*Problem requirements*.
Work through the records below and tally every line containing "delle". Reply with the total alone.

*Input data*.
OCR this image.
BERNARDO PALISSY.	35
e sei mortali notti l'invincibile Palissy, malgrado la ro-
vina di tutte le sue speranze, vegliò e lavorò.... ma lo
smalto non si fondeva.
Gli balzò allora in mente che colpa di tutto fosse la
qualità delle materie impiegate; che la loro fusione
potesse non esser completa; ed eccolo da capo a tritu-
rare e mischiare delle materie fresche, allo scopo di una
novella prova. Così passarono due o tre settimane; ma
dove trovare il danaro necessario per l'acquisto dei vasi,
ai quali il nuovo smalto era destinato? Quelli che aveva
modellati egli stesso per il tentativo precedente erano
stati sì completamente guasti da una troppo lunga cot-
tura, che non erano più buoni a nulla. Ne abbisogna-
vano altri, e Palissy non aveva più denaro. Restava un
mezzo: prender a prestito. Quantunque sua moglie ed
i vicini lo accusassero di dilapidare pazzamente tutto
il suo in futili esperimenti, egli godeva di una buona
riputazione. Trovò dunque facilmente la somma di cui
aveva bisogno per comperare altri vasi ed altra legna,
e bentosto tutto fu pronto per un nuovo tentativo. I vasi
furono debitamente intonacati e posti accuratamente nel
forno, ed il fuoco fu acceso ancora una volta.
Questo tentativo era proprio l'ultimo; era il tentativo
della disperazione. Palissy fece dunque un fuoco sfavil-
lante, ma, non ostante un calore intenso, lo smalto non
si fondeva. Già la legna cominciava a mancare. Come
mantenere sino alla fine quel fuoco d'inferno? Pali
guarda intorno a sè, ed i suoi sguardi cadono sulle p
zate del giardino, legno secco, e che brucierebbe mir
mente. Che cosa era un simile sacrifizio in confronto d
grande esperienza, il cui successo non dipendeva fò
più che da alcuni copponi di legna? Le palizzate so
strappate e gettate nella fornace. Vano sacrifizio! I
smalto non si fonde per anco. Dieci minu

*Solution to the problem*.
2